-- Start of Task material --
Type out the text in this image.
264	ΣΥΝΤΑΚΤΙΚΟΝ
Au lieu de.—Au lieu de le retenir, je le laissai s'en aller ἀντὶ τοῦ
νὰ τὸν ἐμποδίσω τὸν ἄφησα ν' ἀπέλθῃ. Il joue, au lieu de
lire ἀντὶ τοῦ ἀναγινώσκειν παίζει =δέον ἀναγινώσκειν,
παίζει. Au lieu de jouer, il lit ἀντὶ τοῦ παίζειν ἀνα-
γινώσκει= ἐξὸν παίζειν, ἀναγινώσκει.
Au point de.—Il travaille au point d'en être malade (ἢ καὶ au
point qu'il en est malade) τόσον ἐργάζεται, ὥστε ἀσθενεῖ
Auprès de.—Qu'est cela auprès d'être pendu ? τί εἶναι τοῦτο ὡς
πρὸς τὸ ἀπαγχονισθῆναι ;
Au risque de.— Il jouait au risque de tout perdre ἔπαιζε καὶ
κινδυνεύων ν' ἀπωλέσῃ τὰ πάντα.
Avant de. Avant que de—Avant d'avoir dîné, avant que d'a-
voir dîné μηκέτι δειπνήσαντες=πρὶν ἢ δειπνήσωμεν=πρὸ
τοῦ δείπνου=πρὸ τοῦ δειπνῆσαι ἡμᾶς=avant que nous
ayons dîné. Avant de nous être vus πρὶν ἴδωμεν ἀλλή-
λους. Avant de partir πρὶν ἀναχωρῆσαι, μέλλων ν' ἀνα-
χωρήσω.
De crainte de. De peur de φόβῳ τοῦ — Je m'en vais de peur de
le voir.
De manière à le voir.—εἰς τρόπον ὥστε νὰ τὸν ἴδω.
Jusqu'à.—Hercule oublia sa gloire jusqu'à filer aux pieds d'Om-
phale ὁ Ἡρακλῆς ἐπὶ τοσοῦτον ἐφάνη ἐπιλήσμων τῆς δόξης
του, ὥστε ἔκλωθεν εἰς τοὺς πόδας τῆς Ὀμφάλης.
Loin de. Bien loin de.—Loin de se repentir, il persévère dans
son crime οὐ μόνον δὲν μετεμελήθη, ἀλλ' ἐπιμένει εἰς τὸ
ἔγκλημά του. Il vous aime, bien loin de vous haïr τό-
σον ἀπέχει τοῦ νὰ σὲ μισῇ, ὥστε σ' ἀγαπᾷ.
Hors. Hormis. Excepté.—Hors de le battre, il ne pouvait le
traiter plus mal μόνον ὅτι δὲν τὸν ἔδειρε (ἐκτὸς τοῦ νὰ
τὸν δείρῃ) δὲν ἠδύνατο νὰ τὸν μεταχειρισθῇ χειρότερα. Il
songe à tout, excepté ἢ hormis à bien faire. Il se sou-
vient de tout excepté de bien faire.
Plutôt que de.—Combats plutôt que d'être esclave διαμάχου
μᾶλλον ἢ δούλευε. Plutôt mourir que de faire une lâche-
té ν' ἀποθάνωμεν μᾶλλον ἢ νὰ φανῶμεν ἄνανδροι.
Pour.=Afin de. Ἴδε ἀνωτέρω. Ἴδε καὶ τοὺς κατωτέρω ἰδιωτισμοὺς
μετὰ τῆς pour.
-- End of Task material --
• [Objective]
Check every line of the data, and copy the ones that contain "dîné".

• [The result]
Avant de. Avant que de—Avant d'avoir dîné, avant que d'a-
voir dîné μηκέτι δειπνήσαντες=πρὶν ἢ δειπνήσωμεν=πρὸ
ayons dîné. Avant de nous être vus πρὶν ἴδωμεν ἀλλή-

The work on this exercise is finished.